### SET TASK
Records follow. Select each line holding "ylabel".

### DATA FOR THIS TASK
▼▼▼
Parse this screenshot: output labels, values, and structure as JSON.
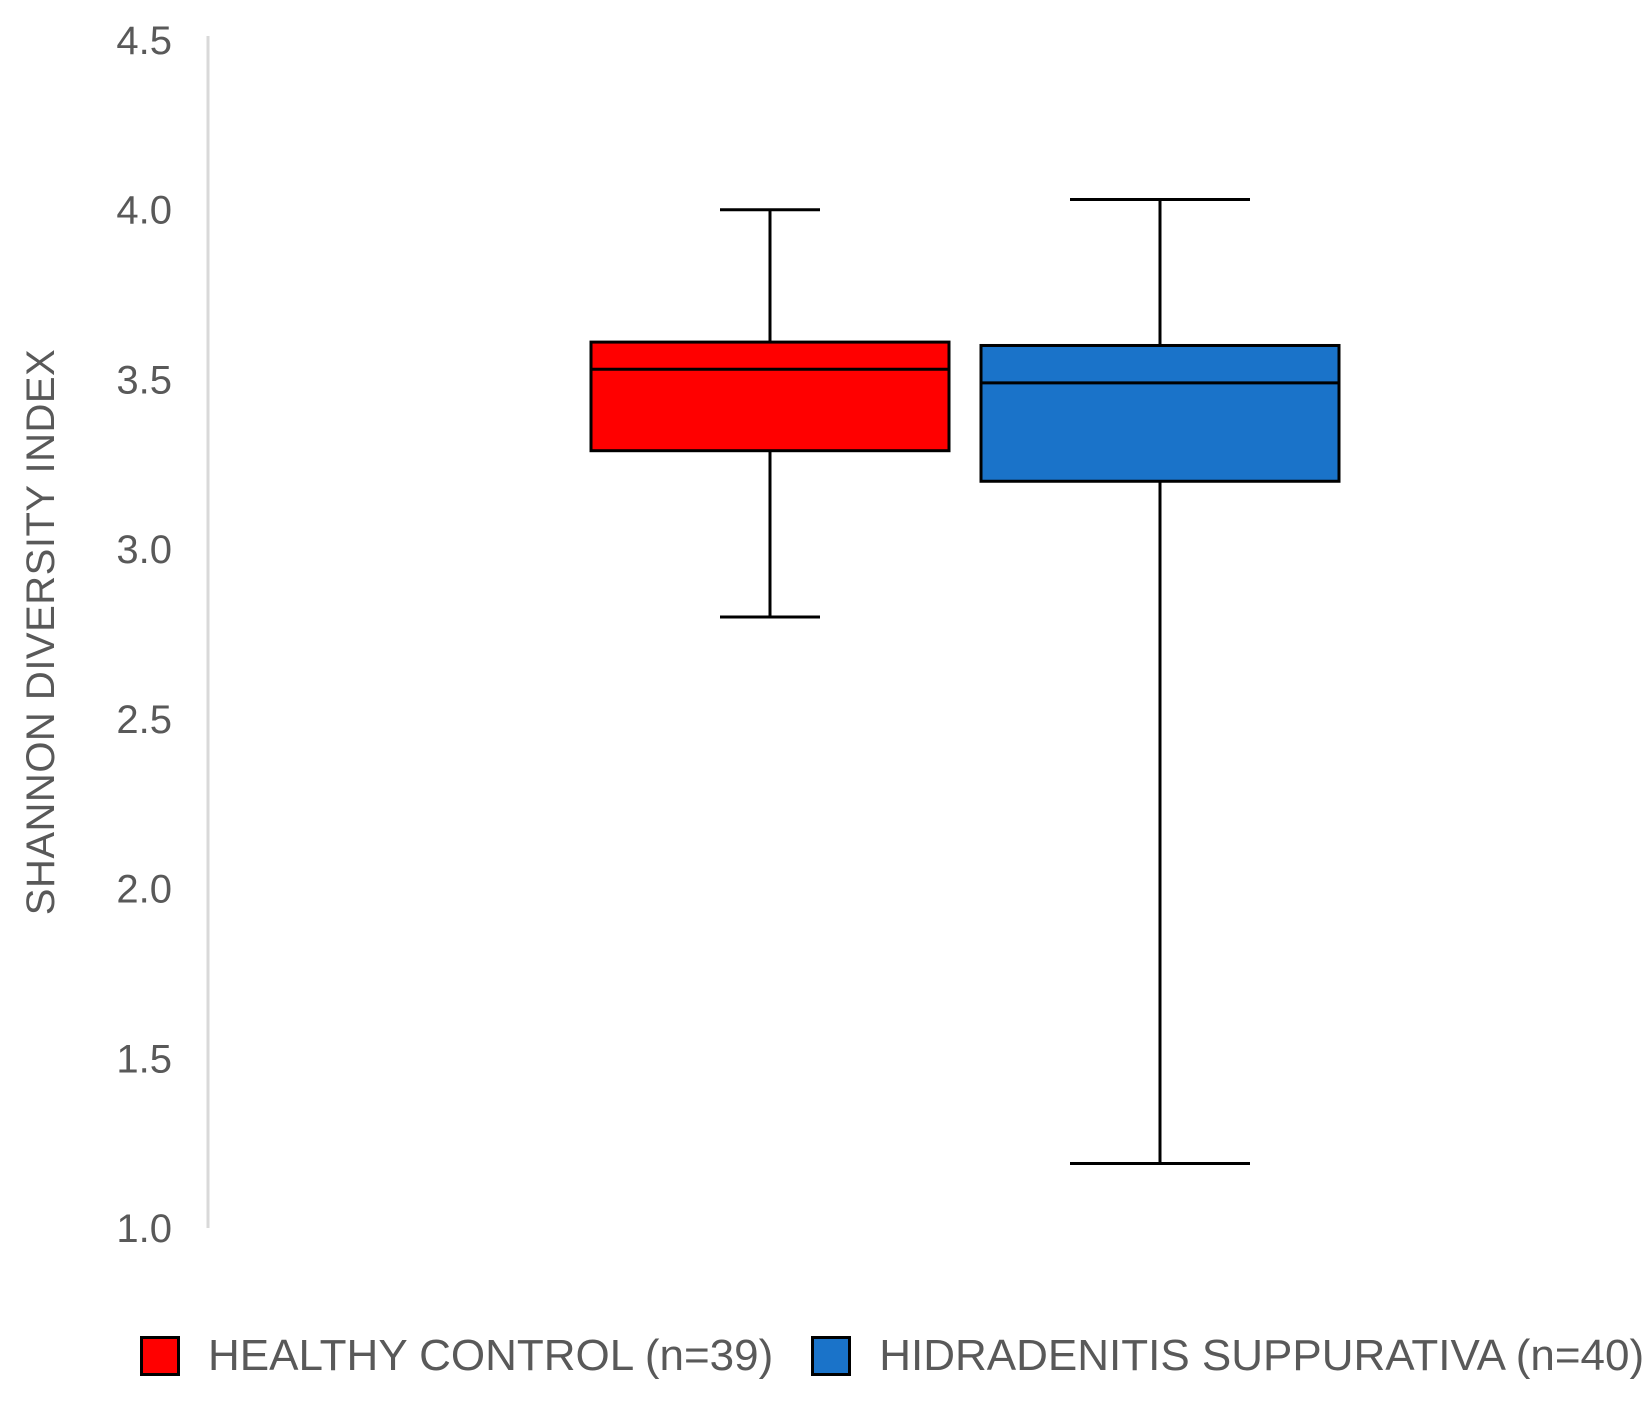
{
  "chart_data": {
    "type": "box",
    "title": "",
    "xlabel": "",
    "ylabel": "SHANNON DIVERSITY INDEX",
    "ylim": [
      1.0,
      4.5
    ],
    "yticks": [
      "1.0",
      "1.5",
      "2.0",
      "2.5",
      "3.0",
      "3.5",
      "4.0",
      "4.5"
    ],
    "grid": false,
    "legend_position": "bottom",
    "series": [
      {
        "name": "HEALTHY CONTROL (n=39)",
        "color": "#ff0000",
        "min": 2.8,
        "q1": 3.29,
        "median": 3.53,
        "q3": 3.61,
        "max": 4.0
      },
      {
        "name": "HIDRADENITIS SUPPURATIVA (n=40)",
        "color": "#1a73c9",
        "min": 1.19,
        "q1": 3.2,
        "median": 3.49,
        "q3": 3.6,
        "max": 4.03
      }
    ]
  }
}
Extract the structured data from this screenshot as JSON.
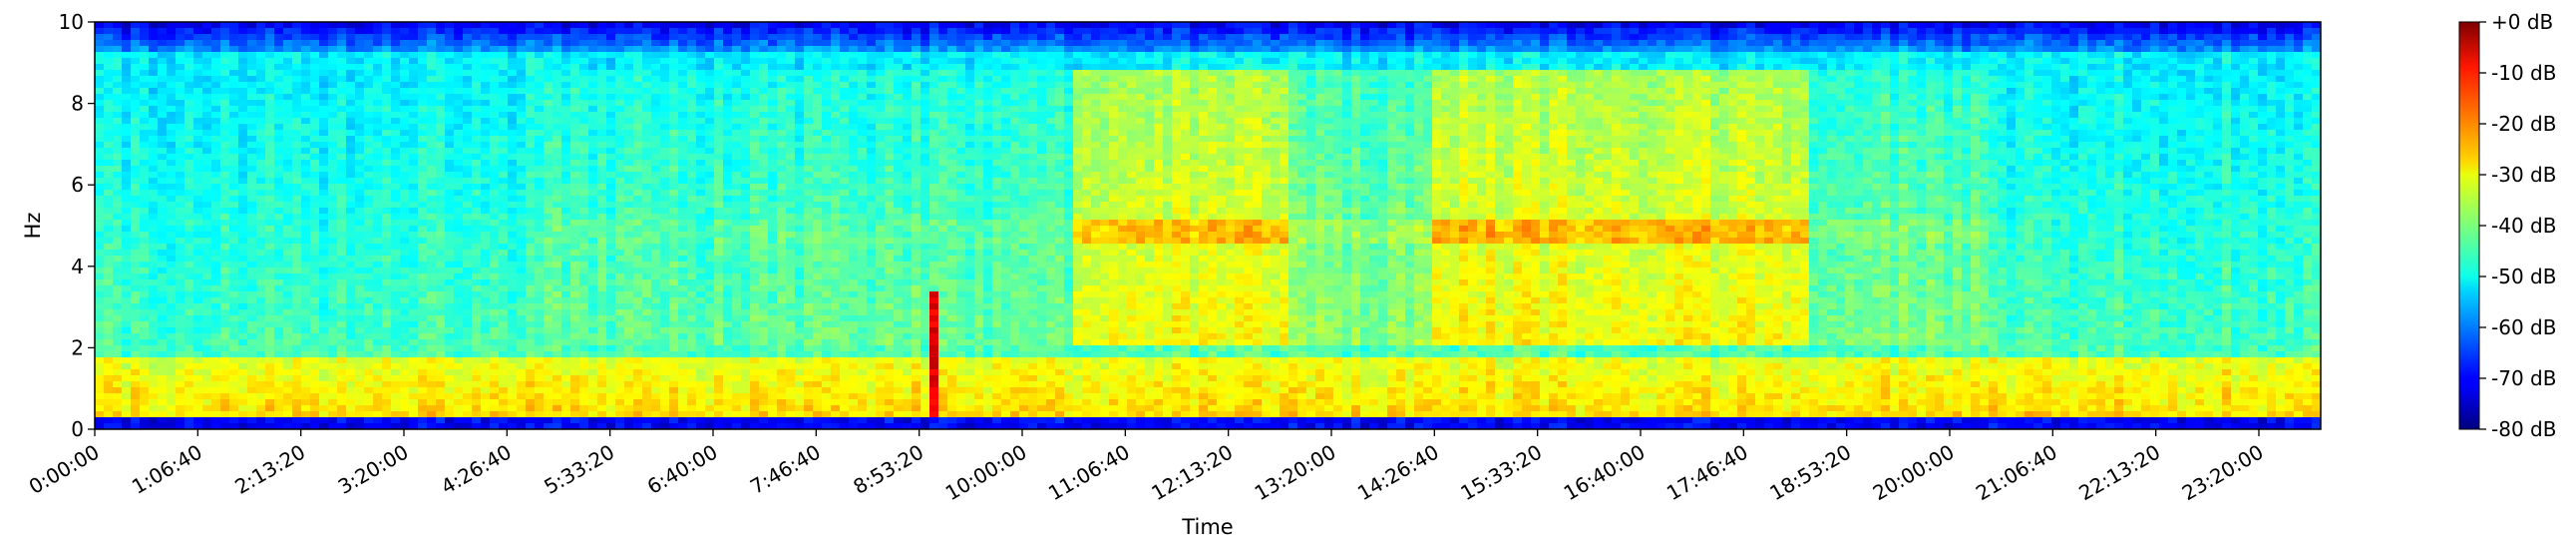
{
  "chart_data": {
    "type": "heatmap",
    "title": "",
    "xlabel": "Time",
    "ylabel": "Hz",
    "x_unit": "seconds",
    "xlim": [
      0,
      86400
    ],
    "ylim": [
      0,
      10
    ],
    "x_ticks": [
      {
        "value": 0,
        "label": "0:00:00"
      },
      {
        "value": 4000,
        "label": "1:06:40"
      },
      {
        "value": 8000,
        "label": "2:13:20"
      },
      {
        "value": 12000,
        "label": "3:20:00"
      },
      {
        "value": 16000,
        "label": "4:26:40"
      },
      {
        "value": 20000,
        "label": "5:33:20"
      },
      {
        "value": 24000,
        "label": "6:40:00"
      },
      {
        "value": 28000,
        "label": "7:46:40"
      },
      {
        "value": 32000,
        "label": "8:53:20"
      },
      {
        "value": 36000,
        "label": "10:00:00"
      },
      {
        "value": 40000,
        "label": "11:06:40"
      },
      {
        "value": 44000,
        "label": "12:13:20"
      },
      {
        "value": 48000,
        "label": "13:20:00"
      },
      {
        "value": 52000,
        "label": "14:26:40"
      },
      {
        "value": 56000,
        "label": "15:33:20"
      },
      {
        "value": 60000,
        "label": "16:40:00"
      },
      {
        "value": 64000,
        "label": "17:46:40"
      },
      {
        "value": 68000,
        "label": "18:53:20"
      },
      {
        "value": 72000,
        "label": "20:00:00"
      },
      {
        "value": 76000,
        "label": "21:06:40"
      },
      {
        "value": 80000,
        "label": "22:13:20"
      },
      {
        "value": 84000,
        "label": "23:20:00"
      }
    ],
    "y_ticks": [
      {
        "value": 0,
        "label": "0"
      },
      {
        "value": 2,
        "label": "2"
      },
      {
        "value": 4,
        "label": "4"
      },
      {
        "value": 6,
        "label": "6"
      },
      {
        "value": 8,
        "label": "8"
      },
      {
        "value": 10,
        "label": "10"
      }
    ],
    "colormap": "jet",
    "colorbar": {
      "min_db": -80,
      "max_db": 0,
      "ticks": [
        {
          "value": 0,
          "label": "+0 dB"
        },
        {
          "value": -10,
          "label": "-10 dB"
        },
        {
          "value": -20,
          "label": "-20 dB"
        },
        {
          "value": -30,
          "label": "-30 dB"
        },
        {
          "value": -40,
          "label": "-40 dB"
        },
        {
          "value": -50,
          "label": "-50 dB"
        },
        {
          "value": -60,
          "label": "-60 dB"
        },
        {
          "value": -70,
          "label": "-70 dB"
        },
        {
          "value": -80,
          "label": "-80 dB"
        }
      ]
    },
    "grid": false
  }
}
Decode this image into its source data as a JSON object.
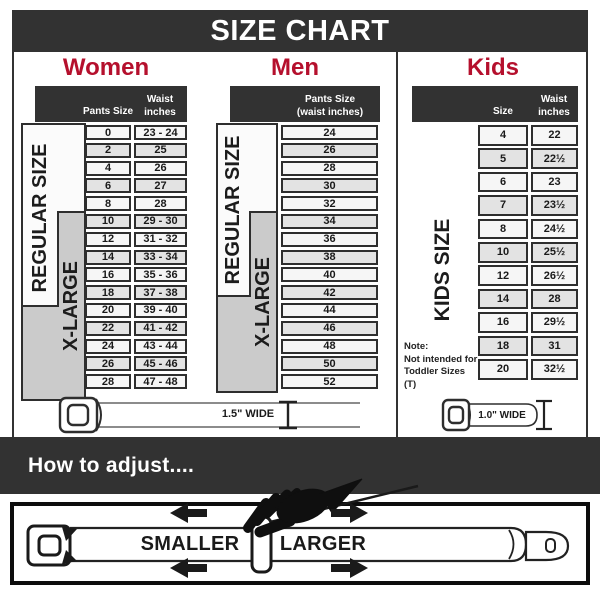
{
  "header": {
    "title": "SIZE CHART"
  },
  "colors": {
    "accent_red": "#b5102d",
    "bar_dark": "#323232",
    "xlarge_gray": "#cbcbcb",
    "shaded_row": "#e3e3e3"
  },
  "women": {
    "title": "Women",
    "col_headers": {
      "size": "Pants Size",
      "waist_line1": "Waist",
      "waist_line2": "inches"
    },
    "regular_label": "REGULAR SIZE",
    "xlarge_label": "X-LARGE",
    "rows": [
      {
        "size": "0",
        "waist": "23 - 24"
      },
      {
        "size": "2",
        "waist": "25"
      },
      {
        "size": "4",
        "waist": "26"
      },
      {
        "size": "6",
        "waist": "27"
      },
      {
        "size": "8",
        "waist": "28"
      },
      {
        "size": "10",
        "waist": "29 - 30"
      },
      {
        "size": "12",
        "waist": "31 - 32"
      },
      {
        "size": "14",
        "waist": "33 - 34"
      },
      {
        "size": "16",
        "waist": "35 - 36"
      },
      {
        "size": "18",
        "waist": "37 - 38"
      },
      {
        "size": "20",
        "waist": "39 - 40"
      },
      {
        "size": "22",
        "waist": "41 - 42"
      },
      {
        "size": "24",
        "waist": "43 - 44"
      },
      {
        "size": "26",
        "waist": "45 - 46"
      },
      {
        "size": "28",
        "waist": "47 - 48"
      }
    ],
    "belt_width_label": "1.5\" WIDE"
  },
  "men": {
    "title": "Men",
    "col_headers": {
      "line1": "Pants Size",
      "line2": "(waist inches)"
    },
    "regular_label": "REGULAR SIZE",
    "xlarge_label": "X-LARGE",
    "rows": [
      "24",
      "26",
      "28",
      "30",
      "32",
      "34",
      "36",
      "38",
      "40",
      "42",
      "44",
      "46",
      "48",
      "50",
      "52"
    ]
  },
  "kids": {
    "title": "Kids",
    "col_headers": {
      "size": "Size",
      "waist_line1": "Waist",
      "waist_line2": "inches"
    },
    "side_label": "KIDS SIZE",
    "note": {
      "line1": "Note:",
      "line2": "Not intended for",
      "line3": "Toddler Sizes (T)"
    },
    "rows": [
      {
        "size": "4",
        "waist": "22"
      },
      {
        "size": "5",
        "waist": "22½"
      },
      {
        "size": "6",
        "waist": "23"
      },
      {
        "size": "7",
        "waist": "23½"
      },
      {
        "size": "8",
        "waist": "24½"
      },
      {
        "size": "10",
        "waist": "25½"
      },
      {
        "size": "12",
        "waist": "26½"
      },
      {
        "size": "14",
        "waist": "28"
      },
      {
        "size": "16",
        "waist": "29½"
      },
      {
        "size": "18",
        "waist": "31"
      },
      {
        "size": "20",
        "waist": "32½"
      }
    ],
    "belt_width_label": "1.0\" WIDE"
  },
  "adjust": {
    "title": "How to adjust....",
    "smaller_label": "SMALLER",
    "larger_label": "LARGER"
  }
}
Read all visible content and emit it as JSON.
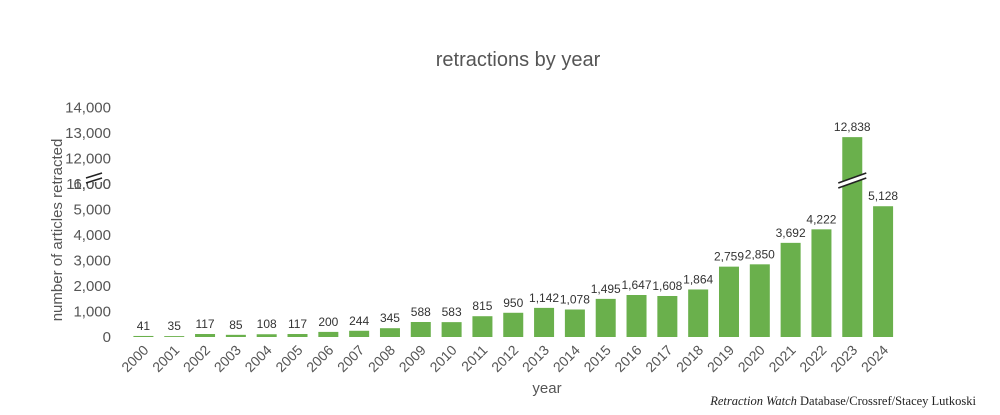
{
  "chart_data": {
    "type": "bar",
    "title": "retractions by year",
    "xlabel": "year",
    "ylabel": "number of articles retracted",
    "categories": [
      "2000",
      "2001",
      "2002",
      "2003",
      "2004",
      "2005",
      "2006",
      "2007",
      "2008",
      "2009",
      "2010",
      "2011",
      "2012",
      "2013",
      "2014",
      "2015",
      "2016",
      "2017",
      "2018",
      "2019",
      "2020",
      "2021",
      "2022",
      "2023",
      "2024"
    ],
    "values": [
      41,
      35,
      117,
      85,
      108,
      117,
      200,
      244,
      345,
      588,
      583,
      815,
      950,
      1142,
      1078,
      1495,
      1647,
      1608,
      1864,
      2759,
      2850,
      3692,
      4222,
      12838,
      5128
    ],
    "value_labels": [
      "41",
      "35",
      "117",
      "85",
      "108",
      "117",
      "200",
      "244",
      "345",
      "588",
      "583",
      "815",
      "950",
      "1,142",
      "1,078",
      "1,495",
      "1,647",
      "1,608",
      "1,864",
      "2,759",
      "2,850",
      "3,692",
      "4,222",
      "12,838",
      "5,128"
    ],
    "y_ticks": [
      "0",
      "1,000",
      "2,000",
      "3,000",
      "4,000",
      "5,000",
      "6,000",
      "11,000",
      "12,000",
      "13,000",
      "14,000"
    ],
    "y_axis_break": [
      6000,
      11000
    ],
    "ylim": [
      0,
      14000
    ],
    "grid": false,
    "bar_color": "#6ab04c"
  },
  "credit": {
    "source_italic": "Retraction Watch",
    "source_rest": " Database/Crossref/Stacey Lutkoski"
  }
}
▲▲▲
### SOLUTION
    "ylabel": "SHANNON DIVERSITY INDEX",
    "ylabel": "Hz",
    "ylabel": "number of articles retracted",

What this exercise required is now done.